*Your task*
Isolate every line in the records below with "value" in it.

**********

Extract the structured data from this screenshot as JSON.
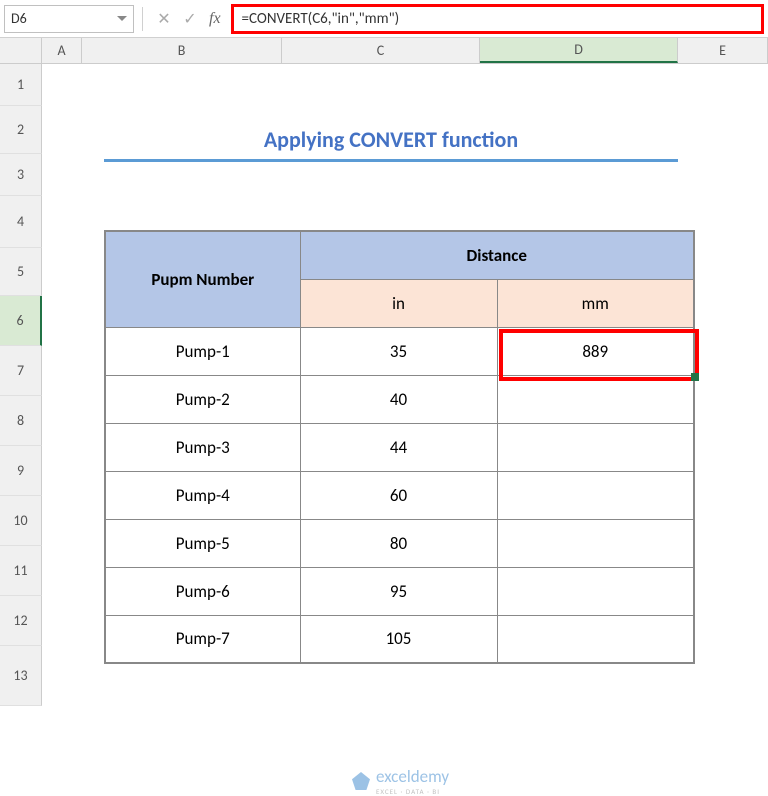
{
  "formula_bar": {
    "name_box": "D6",
    "formula": "=CONVERT(C6,\"in\",\"mm\")",
    "fx_label": "fx"
  },
  "columns": {
    "A": "A",
    "B": "B",
    "C": "C",
    "D": "D",
    "E": "E"
  },
  "rows": {
    "r1": "1",
    "r2": "2",
    "r3": "3",
    "r4": "4",
    "r5": "5",
    "r6": "6",
    "r7": "7",
    "r8": "8",
    "r9": "9",
    "r10": "10",
    "r11": "11",
    "r12": "12",
    "r13": "13"
  },
  "title": "Applying CONVERT function",
  "table": {
    "headers": {
      "pump": "Pupm Number",
      "distance": "Distance",
      "in": "in",
      "mm": "mm"
    },
    "rows": [
      {
        "name": "Pump-1",
        "in": "35",
        "mm": "889"
      },
      {
        "name": "Pump-2",
        "in": "40",
        "mm": ""
      },
      {
        "name": "Pump-3",
        "in": "44",
        "mm": ""
      },
      {
        "name": "Pump-4",
        "in": "60",
        "mm": ""
      },
      {
        "name": "Pump-5",
        "in": "80",
        "mm": ""
      },
      {
        "name": "Pump-6",
        "in": "95",
        "mm": ""
      },
      {
        "name": "Pump-7",
        "in": "105",
        "mm": ""
      }
    ]
  },
  "watermark": {
    "brand": "exceldemy",
    "tagline": "EXCEL · DATA · BI"
  },
  "icons": {
    "cancel": "✕",
    "confirm": "✓"
  }
}
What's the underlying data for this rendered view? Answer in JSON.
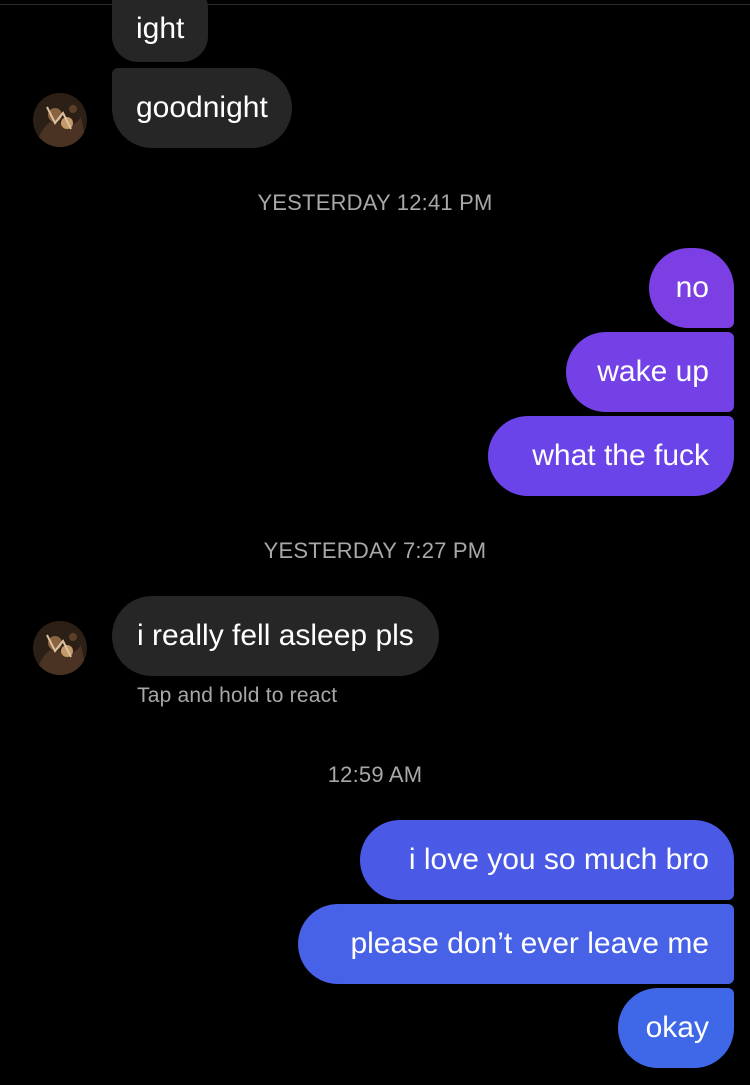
{
  "conversation": {
    "group1": {
      "messages": [
        "ight",
        "goodnight"
      ],
      "avatar_icon": "contact-avatar"
    },
    "timestamp1": "YESTERDAY 12:41 PM",
    "group2": {
      "messages": [
        "no",
        "wake up",
        "what the fuck"
      ],
      "colors": [
        "#7c3fe4",
        "#7341e6",
        "#6a44e8"
      ]
    },
    "timestamp2": "YESTERDAY 7:27 PM",
    "group3": {
      "messages": [
        "i really fell asleep pls"
      ],
      "hint": "Tap and hold to react",
      "avatar_icon": "contact-avatar"
    },
    "timestamp3": "12:59 AM",
    "group4": {
      "messages": [
        "i love you so much bro",
        "please don’t ever leave me",
        "okay"
      ],
      "colors": [
        "#4b5ae6",
        "#4761e7",
        "#3f68e8"
      ]
    },
    "incoming_bubble_color": "#262626",
    "background_color": "#000000"
  }
}
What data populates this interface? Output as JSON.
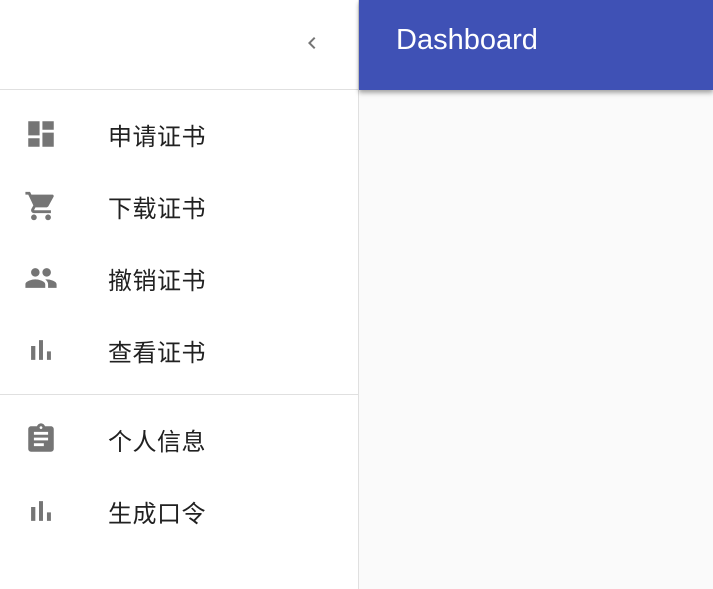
{
  "appbar": {
    "title": "Dashboard",
    "color": "#3f51b5"
  },
  "drawer": {
    "collapse_icon": "chevron-left-icon",
    "primary_items": [
      {
        "label": "申请证书",
        "icon": "dashboard-icon"
      },
      {
        "label": "下载证书",
        "icon": "shopping-cart-icon"
      },
      {
        "label": "撤销证书",
        "icon": "people-icon"
      },
      {
        "label": "查看证书",
        "icon": "bar-chart-icon"
      }
    ],
    "secondary_items": [
      {
        "label": "个人信息",
        "icon": "assignment-icon"
      },
      {
        "label": "生成口令",
        "icon": "bar-chart-icon"
      }
    ]
  }
}
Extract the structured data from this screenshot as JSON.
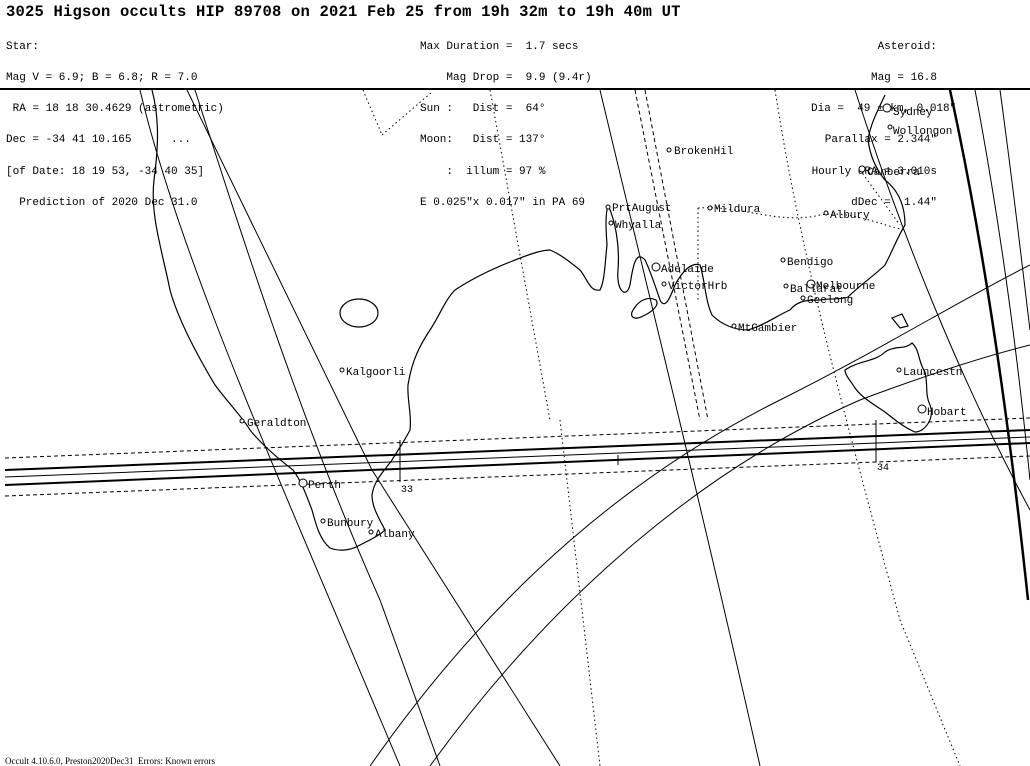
{
  "title": "3025 Higson occults HIP 89708 on 2021 Feb 25 from 19h 32m to 19h 40m UT",
  "star_block": [
    "Star:",
    "Mag V = 6.9; B = 6.8; R = 7.0",
    " RA = 18 18 30.4629 (astrometric)",
    "Dec = -34 41 10.165      ...",
    "[of Date: 18 19 53, -34 40 35]",
    "  Prediction of 2020 Dec 31.0"
  ],
  "event_block": [
    "Max Duration =  1.7 secs",
    "    Mag Drop =  9.9 (9.4r)",
    "Sun :   Dist =  64°",
    "Moon:   Dist = 137°",
    "    :  illum = 97 %",
    "E 0.025\"x 0.017\" in PA 69"
  ],
  "asteroid_block": [
    "Asteroid:",
    "Mag = 16.8",
    "Dia =  49 ±3km, 0.018\"",
    "Parallax = 2.344\"",
    "Hourly dRA = 3.010s",
    "dDec =  1.44\""
  ],
  "cities": {
    "sydney": "Sydney",
    "wollongon": "Wollongon",
    "brokenhil": "BrokenHil",
    "canberra": "Canberra",
    "prtaugust": "PrtAugust",
    "mildura": "Mildura",
    "albury": "Albury",
    "whyalla": "Whyalla",
    "adelaide": "Adelaide",
    "bendigo": "Bendigo",
    "victorhrb": "VictorHrb",
    "ballarat": "Ballarat",
    "melbourne": "Melbourne",
    "geelong": "Geelong",
    "mtgambier": "MtGambier",
    "kalgoorli": "Kalgoorli",
    "launcestn": "Launcestn",
    "hobart": "Hobart",
    "geraldton": "Geraldton",
    "perth": "Perth",
    "bunbury": "Bunbury",
    "albany": "Albany"
  },
  "time_ticks": {
    "t33": "33",
    "t34": "34"
  },
  "footer": "Occult 4.10.6.0, Preston2020Dec31  Errors: Known errors"
}
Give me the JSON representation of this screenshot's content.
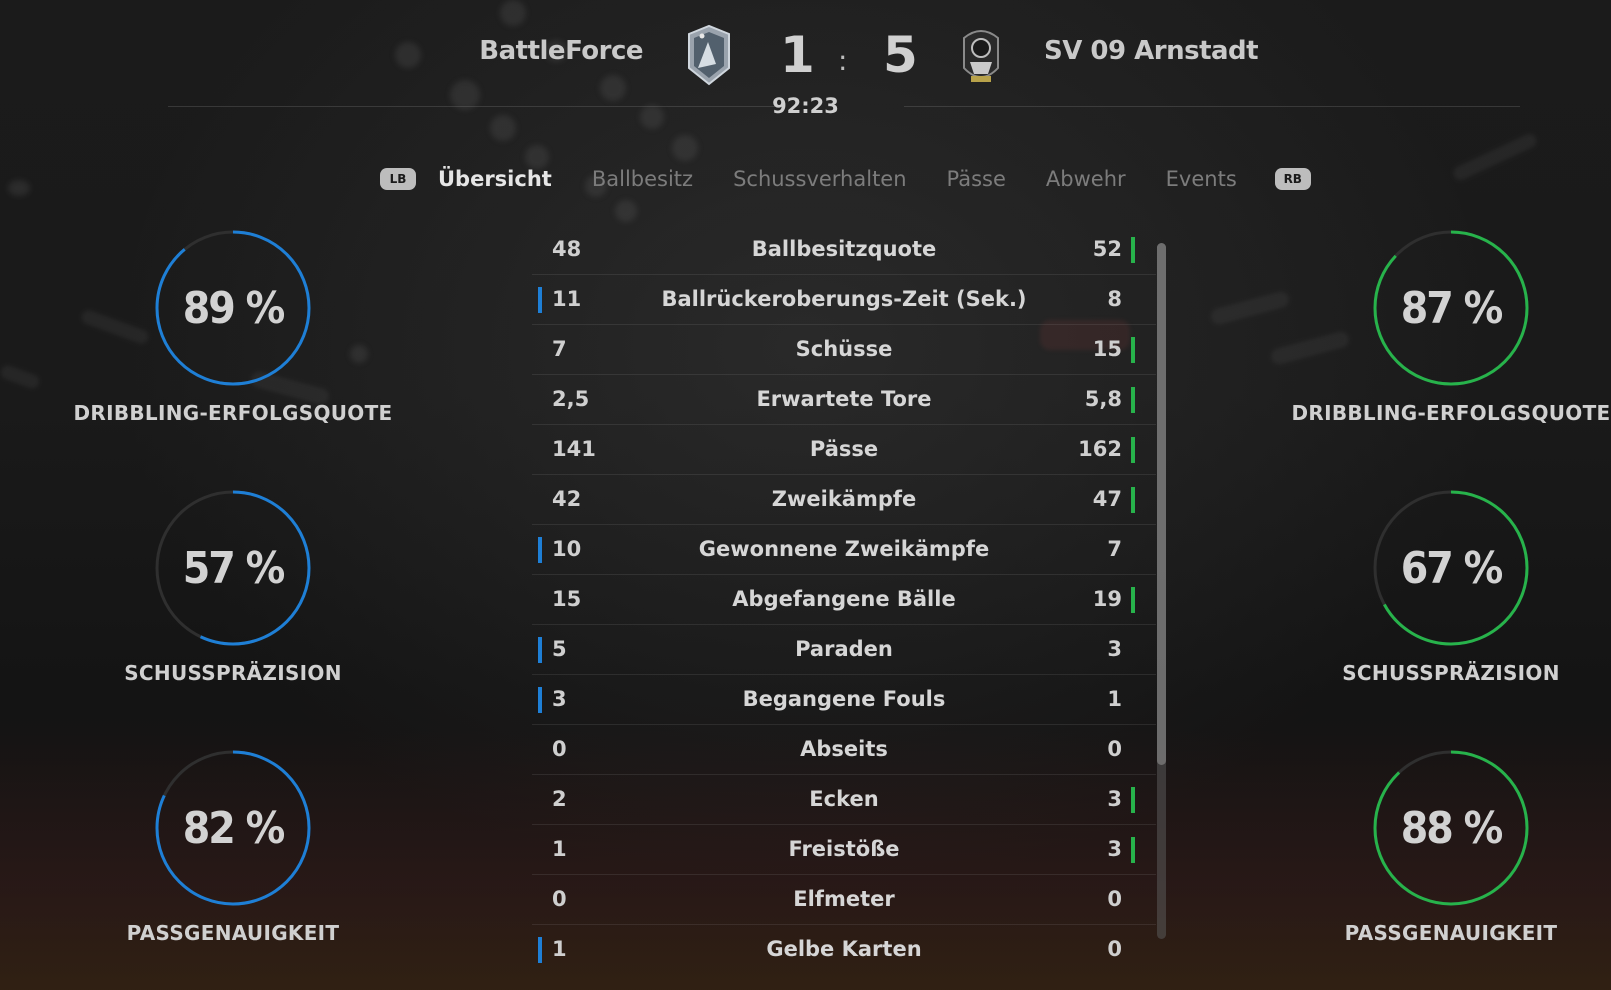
{
  "match": {
    "home_team": "BattleForce",
    "away_team": "SV 09 Arnstadt",
    "home_score": "1",
    "away_score": "5",
    "separator": ":",
    "clock": "92:23"
  },
  "tabs": {
    "lb": "LB",
    "rb": "RB",
    "items": [
      "Übersicht",
      "Ballbesitz",
      "Schussverhalten",
      "Pässe",
      "Abwehr",
      "Events"
    ],
    "active_index": 0
  },
  "colors": {
    "home_accent": "#1e7fd6",
    "away_accent": "#27b34b"
  },
  "home_rings": [
    {
      "value": "89 %",
      "label": "DRIBBLING-ERFOLGSQUOTE",
      "fraction": 0.89
    },
    {
      "value": "57 %",
      "label": "SCHUSSPRÄZISION",
      "fraction": 0.57
    },
    {
      "value": "82 %",
      "label": "PASSGENAUIGKEIT",
      "fraction": 0.82
    }
  ],
  "away_rings": [
    {
      "value": "87 %",
      "label": "DRIBBLING-ERFOLGSQUOTE",
      "fraction": 0.87
    },
    {
      "value": "67 %",
      "label": "SCHUSSPRÄZISION",
      "fraction": 0.67
    },
    {
      "value": "88 %",
      "label": "PASSGENAUIGKEIT",
      "fraction": 0.88
    }
  ],
  "stats": [
    {
      "name": "Ballbesitzquote",
      "home": "48",
      "away": "52",
      "leader": "away"
    },
    {
      "name": "Ballrückeroberungs-Zeit (Sek.)",
      "home": "11",
      "away": "8",
      "leader": "home"
    },
    {
      "name": "Schüsse",
      "home": "7",
      "away": "15",
      "leader": "away"
    },
    {
      "name": "Erwartete Tore",
      "home": "2,5",
      "away": "5,8",
      "leader": "away"
    },
    {
      "name": "Pässe",
      "home": "141",
      "away": "162",
      "leader": "away"
    },
    {
      "name": "Zweikämpfe",
      "home": "42",
      "away": "47",
      "leader": "away"
    },
    {
      "name": "Gewonnene Zweikämpfe",
      "home": "10",
      "away": "7",
      "leader": "home"
    },
    {
      "name": "Abgefangene Bälle",
      "home": "15",
      "away": "19",
      "leader": "away"
    },
    {
      "name": "Paraden",
      "home": "5",
      "away": "3",
      "leader": "home"
    },
    {
      "name": "Begangene Fouls",
      "home": "3",
      "away": "1",
      "leader": "home"
    },
    {
      "name": "Abseits",
      "home": "0",
      "away": "0",
      "leader": "none"
    },
    {
      "name": "Ecken",
      "home": "2",
      "away": "3",
      "leader": "away"
    },
    {
      "name": "Freistöße",
      "home": "1",
      "away": "3",
      "leader": "away"
    },
    {
      "name": "Elfmeter",
      "home": "0",
      "away": "0",
      "leader": "none"
    },
    {
      "name": "Gelbe Karten",
      "home": "1",
      "away": "0",
      "leader": "home"
    }
  ],
  "scroll": {
    "thumb_fraction": 0.75
  }
}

**********

*Written solution*
      "value": "89 %",
      "value": "57 %",
      "value": "82 %",
      "value": "87 %",
      "value": "67 %",
      "value": "88 %",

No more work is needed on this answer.